* START *

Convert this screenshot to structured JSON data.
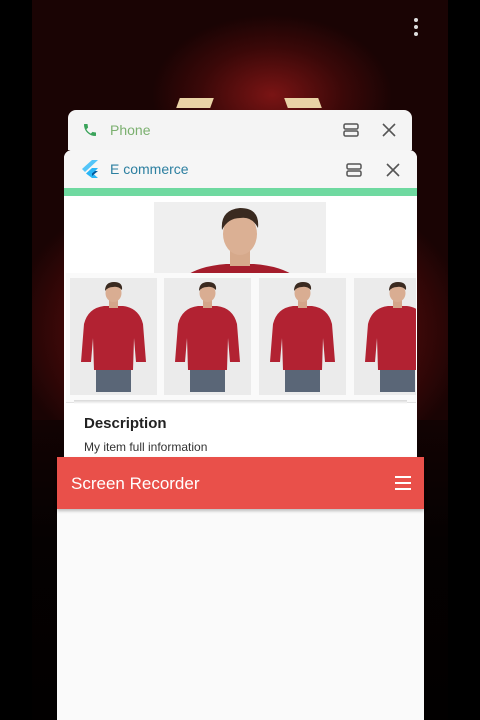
{
  "recents": {
    "overflow_menu_icon": "more-vertical-icon",
    "phone_card": {
      "title": "Phone",
      "icon": "phone-icon",
      "split_screen_icon": "split-screen-icon",
      "close_icon": "close-icon"
    },
    "ecommerce_card": {
      "title": "E commerce",
      "icon": "flutter-icon",
      "split_screen_icon": "split-screen-icon",
      "close_icon": "close-icon",
      "accent_color": "#6fd9a0",
      "description_heading": "Description",
      "description_text": "My item full information",
      "thumbnails": [
        "shirt-photo",
        "shirt-photo",
        "shirt-photo",
        "shirt-photo"
      ]
    },
    "recorder_card": {
      "title": "Screen Recorder",
      "menu_icon": "hamburger-menu-icon",
      "bar_color": "#e9504a"
    }
  }
}
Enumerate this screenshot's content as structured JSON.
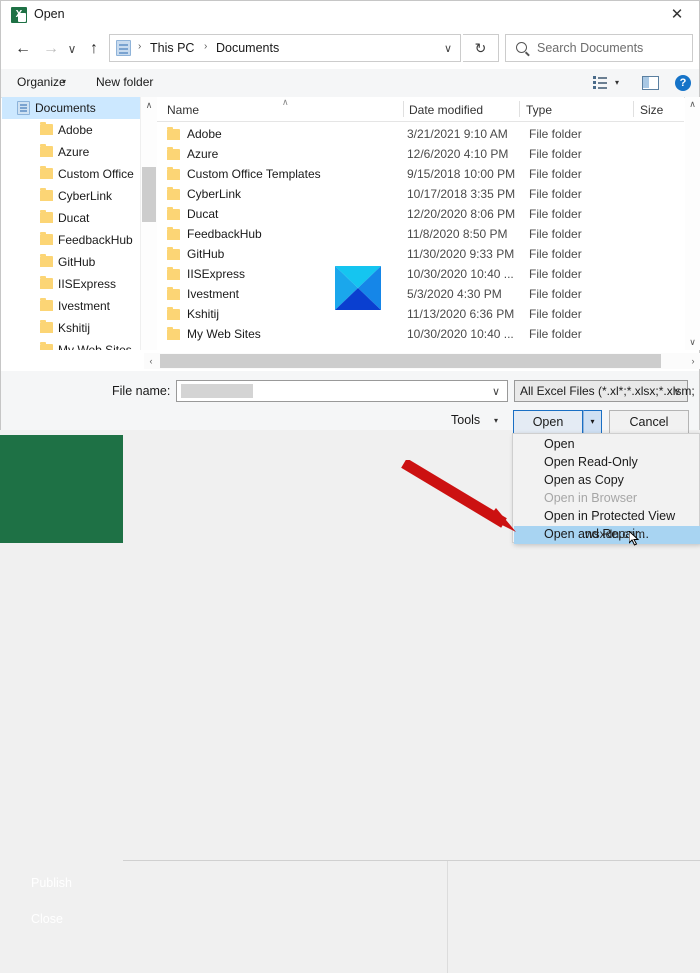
{
  "dialog": {
    "title": "Open",
    "app_icon": "excel-icon",
    "close_label": "✕"
  },
  "nav": {
    "back": "←",
    "forward": "→",
    "recent": "∨",
    "up": "↑",
    "breadcrumb": [
      "This PC",
      "Documents"
    ],
    "separator": "›",
    "dropdown_chevron": "∨",
    "refresh": "↻"
  },
  "search": {
    "placeholder": "Search Documents",
    "icon": "search-icon"
  },
  "commandbar": {
    "organize": "Organize",
    "organize_caret": "▾",
    "new_folder": "New folder",
    "view_caret": "▾",
    "help": "?"
  },
  "sidebar": {
    "root": {
      "label": "Documents",
      "icon": "documents-icon",
      "selected": true
    },
    "items": [
      {
        "label": "Adobe"
      },
      {
        "label": "Azure"
      },
      {
        "label": "Custom Office"
      },
      {
        "label": "CyberLink"
      },
      {
        "label": "Ducat"
      },
      {
        "label": "FeedbackHub"
      },
      {
        "label": "GitHub"
      },
      {
        "label": "IISExpress"
      },
      {
        "label": "Ivestment"
      },
      {
        "label": "Kshitij"
      },
      {
        "label": "My Web Sites"
      }
    ],
    "scroll_up": "∧"
  },
  "filelist": {
    "columns": [
      "Name",
      "Date modified",
      "Type",
      "Size"
    ],
    "sort_indicator": "∧",
    "rows": [
      {
        "name": "Adobe",
        "date": "3/21/2021 9:10 AM",
        "type": "File folder",
        "size": ""
      },
      {
        "name": "Azure",
        "date": "12/6/2020 4:10 PM",
        "type": "File folder",
        "size": ""
      },
      {
        "name": "Custom Office Templates",
        "date": "9/15/2018 10:00 PM",
        "type": "File folder",
        "size": ""
      },
      {
        "name": "CyberLink",
        "date": "10/17/2018 3:35 PM",
        "type": "File folder",
        "size": ""
      },
      {
        "name": "Ducat",
        "date": "12/20/2020 8:06 PM",
        "type": "File folder",
        "size": ""
      },
      {
        "name": "FeedbackHub",
        "date": "11/8/2020 8:50 PM",
        "type": "File folder",
        "size": ""
      },
      {
        "name": "GitHub",
        "date": "11/30/2020 9:33 PM",
        "type": "File folder",
        "size": ""
      },
      {
        "name": "IISExpress",
        "date": "10/30/2020 10:40 ...",
        "type": "File folder",
        "size": ""
      },
      {
        "name": "Ivestment",
        "date": "5/3/2020 4:30 PM",
        "type": "File folder",
        "size": ""
      },
      {
        "name": "Kshitij",
        "date": "11/13/2020 6:36 PM",
        "type": "File folder",
        "size": ""
      },
      {
        "name": "My Web Sites",
        "date": "10/30/2020 10:40 ...",
        "type": "File folder",
        "size": ""
      }
    ],
    "scroll_up": "∧",
    "scroll_down": "∨",
    "hscroll_left": "‹",
    "hscroll_right": "›"
  },
  "footer": {
    "filename_label": "File name:",
    "filename_value": "",
    "filename_chevron": "∨",
    "filetype_value": "All Excel Files (*.xl*;*.xlsx;*.xlsm;",
    "filetype_chevron": "∨",
    "tools_label": "Tools",
    "tools_caret": "▾",
    "open_label": "Open",
    "open_split_caret": "▾",
    "cancel_label": "Cancel"
  },
  "open_menu": {
    "items": [
      {
        "label": "Open",
        "disabled": false,
        "selected": false
      },
      {
        "label": "Open Read-Only",
        "disabled": false,
        "selected": false
      },
      {
        "label": "Open as Copy",
        "disabled": false,
        "selected": false
      },
      {
        "label": "Open in Browser",
        "disabled": true,
        "selected": false
      },
      {
        "label": "Open in Protected View",
        "disabled": false,
        "selected": false
      },
      {
        "label": "Open and Repair...",
        "disabled": false,
        "selected": true
      }
    ]
  },
  "backstage": {
    "publish": "Publish",
    "close": "Close",
    "accent_color": "#1e7145"
  },
  "annotations": {
    "arrow_color": "#cc1111",
    "watermark": "wsxdn.com"
  }
}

* END *

*TASK REQUIREMENTS*.
All of the material above should be reproduced exactly, except the pictures.

*THE SOLUTION*.
Convert this screenshot to structured JSON data.
{
  "recents": {
    "overflow_menu_icon": "more-vertical-icon",
    "phone_card": {
      "title": "Phone",
      "icon": "phone-icon",
      "split_screen_icon": "split-screen-icon",
      "close_icon": "close-icon"
    },
    "ecommerce_card": {
      "title": "E commerce",
      "icon": "flutter-icon",
      "split_screen_icon": "split-screen-icon",
      "close_icon": "close-icon",
      "accent_color": "#6fd9a0",
      "description_heading": "Description",
      "description_text": "My item full information",
      "thumbnails": [
        "shirt-photo",
        "shirt-photo",
        "shirt-photo",
        "shirt-photo"
      ]
    },
    "recorder_card": {
      "title": "Screen Recorder",
      "menu_icon": "hamburger-menu-icon",
      "bar_color": "#e9504a"
    }
  }
}
Enumerate this screenshot's content as structured JSON.
{
  "dialog": {
    "title": "Open",
    "app_icon": "excel-icon",
    "close_label": "✕"
  },
  "nav": {
    "back": "←",
    "forward": "→",
    "recent": "∨",
    "up": "↑",
    "breadcrumb": [
      "This PC",
      "Documents"
    ],
    "separator": "›",
    "dropdown_chevron": "∨",
    "refresh": "↻"
  },
  "search": {
    "placeholder": "Search Documents",
    "icon": "search-icon"
  },
  "commandbar": {
    "organize": "Organize",
    "organize_caret": "▾",
    "new_folder": "New folder",
    "view_caret": "▾",
    "help": "?"
  },
  "sidebar": {
    "root": {
      "label": "Documents",
      "icon": "documents-icon",
      "selected": true
    },
    "items": [
      {
        "label": "Adobe"
      },
      {
        "label": "Azure"
      },
      {
        "label": "Custom Office"
      },
      {
        "label": "CyberLink"
      },
      {
        "label": "Ducat"
      },
      {
        "label": "FeedbackHub"
      },
      {
        "label": "GitHub"
      },
      {
        "label": "IISExpress"
      },
      {
        "label": "Ivestment"
      },
      {
        "label": "Kshitij"
      },
      {
        "label": "My Web Sites"
      }
    ],
    "scroll_up": "∧"
  },
  "filelist": {
    "columns": [
      "Name",
      "Date modified",
      "Type",
      "Size"
    ],
    "sort_indicator": "∧",
    "rows": [
      {
        "name": "Adobe",
        "date": "3/21/2021 9:10 AM",
        "type": "File folder",
        "size": ""
      },
      {
        "name": "Azure",
        "date": "12/6/2020 4:10 PM",
        "type": "File folder",
        "size": ""
      },
      {
        "name": "Custom Office Templates",
        "date": "9/15/2018 10:00 PM",
        "type": "File folder",
        "size": ""
      },
      {
        "name": "CyberLink",
        "date": "10/17/2018 3:35 PM",
        "type": "File folder",
        "size": ""
      },
      {
        "name": "Ducat",
        "date": "12/20/2020 8:06 PM",
        "type": "File folder",
        "size": ""
      },
      {
        "name": "FeedbackHub",
        "date": "11/8/2020 8:50 PM",
        "type": "File folder",
        "size": ""
      },
      {
        "name": "GitHub",
        "date": "11/30/2020 9:33 PM",
        "type": "File folder",
        "size": ""
      },
      {
        "name": "IISExpress",
        "date": "10/30/2020 10:40 ...",
        "type": "File folder",
        "size": ""
      },
      {
        "name": "Ivestment",
        "date": "5/3/2020 4:30 PM",
        "type": "File folder",
        "size": ""
      },
      {
        "name": "Kshitij",
        "date": "11/13/2020 6:36 PM",
        "type": "File folder",
        "size": ""
      },
      {
        "name": "My Web Sites",
        "date": "10/30/2020 10:40 ...",
        "type": "File folder",
        "size": ""
      }
    ],
    "scroll_up": "∧",
    "scroll_down": "∨",
    "hscroll_left": "‹",
    "hscroll_right": "›"
  },
  "footer": {
    "filename_label": "File name:",
    "filename_value": "",
    "filename_chevron": "∨",
    "filetype_value": "All Excel Files (*.xl*;*.xlsx;*.xlsm;",
    "filetype_chevron": "∨",
    "tools_label": "Tools",
    "tools_caret": "▾",
    "open_label": "Open",
    "open_split_caret": "▾",
    "cancel_label": "Cancel"
  },
  "open_menu": {
    "items": [
      {
        "label": "Open",
        "disabled": false,
        "selected": false
      },
      {
        "label": "Open Read-Only",
        "disabled": false,
        "selected": false
      },
      {
        "label": "Open as Copy",
        "disabled": false,
        "selected": false
      },
      {
        "label": "Open in Browser",
        "disabled": true,
        "selected": false
      },
      {
        "label": "Open in Protected View",
        "disabled": false,
        "selected": false
      },
      {
        "label": "Open and Repair...",
        "disabled": false,
        "selected": true
      }
    ]
  },
  "backstage": {
    "publish": "Publish",
    "close": "Close",
    "accent_color": "#1e7145"
  },
  "annotations": {
    "arrow_color": "#cc1111",
    "watermark": "wsxdn.com"
  }
}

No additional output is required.